===== MATERIALS PROVIDED
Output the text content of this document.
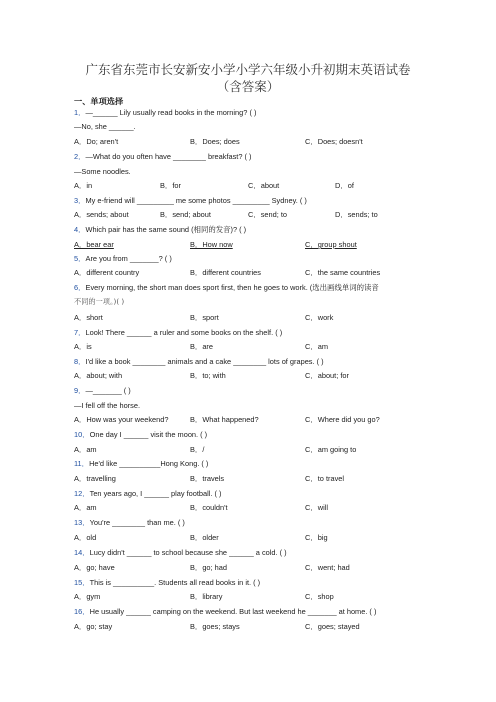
广东省东莞市长安新安小学小学六年级小升初期末英语试卷
（含答案）
一、单项选择
1．—______ Lily usually read books in the morning? ( )
—No, she ______.
A．Do; aren't	B．Does; does	C．Does; doesn't
2．—What do you often have ________ breakfast? ( )
—Some noodles.
A．in	B．for	C．about	D．of
3．My e-friend will _________ me some photos _________ Sydney. ( )
A．sends; about	B．send; about	C．send; to	D．sends; to
4．Which pair has the same sound (相同的发音)? ( )
A．bear ear	B．How now	C．group shout
5．Are you from _______? ( )
A．different country	B．different countries	C．the same countries
6．Every morning, the short man does sport first, then he goes to work. (选出画线单词的读音
不同的一项。)( )
A．short	B．sport	C．work
7．Look! There ______ a ruler and some books on the shelf. ( )
A．is	B．are	C．am
8．I'd like a book ________ animals and a cake ________ lots of grapes. ( )
A．about; with	B．to; with	C．about; for
9．—_______ ( )
—I fell off the horse.
A．How was your weekend?	B．What happened?	C．Where did you go?
10．One day I ______ visit the moon. ( )
A．am	B．/	C．am going to
11．He'd like __________Hong Kong. ( )
A．travelling	B．travels	C．to travel
12．Ten years ago, I ______ play football. ( )
A．am	B．couldn't	C．will
13．You're ________ than me. ( )
A．old	B．older	C．big
14．Lucy didn't ______ to school because she ______ a cold. ( )
A．go; have	B．go; had	C．went; had
15．This is __________. Students all read books in it. ( )
A．gym	B．library	C．shop
16．He usually ______ camping on the weekend. But last weekend he _______ at home. ( )
A．go; stay	B．goes; stays	C．goes; stayed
==========
WHAT IS NEEDED —
Search the data for the string "about" and copy each line where it appears.

RESPONSE TO THIS TASK —
A．in	B．for	C．about	D．of
A．sends; about	B．send; about	C．send; to	D．sends; to
A．about; with	B．to; with	C．about; for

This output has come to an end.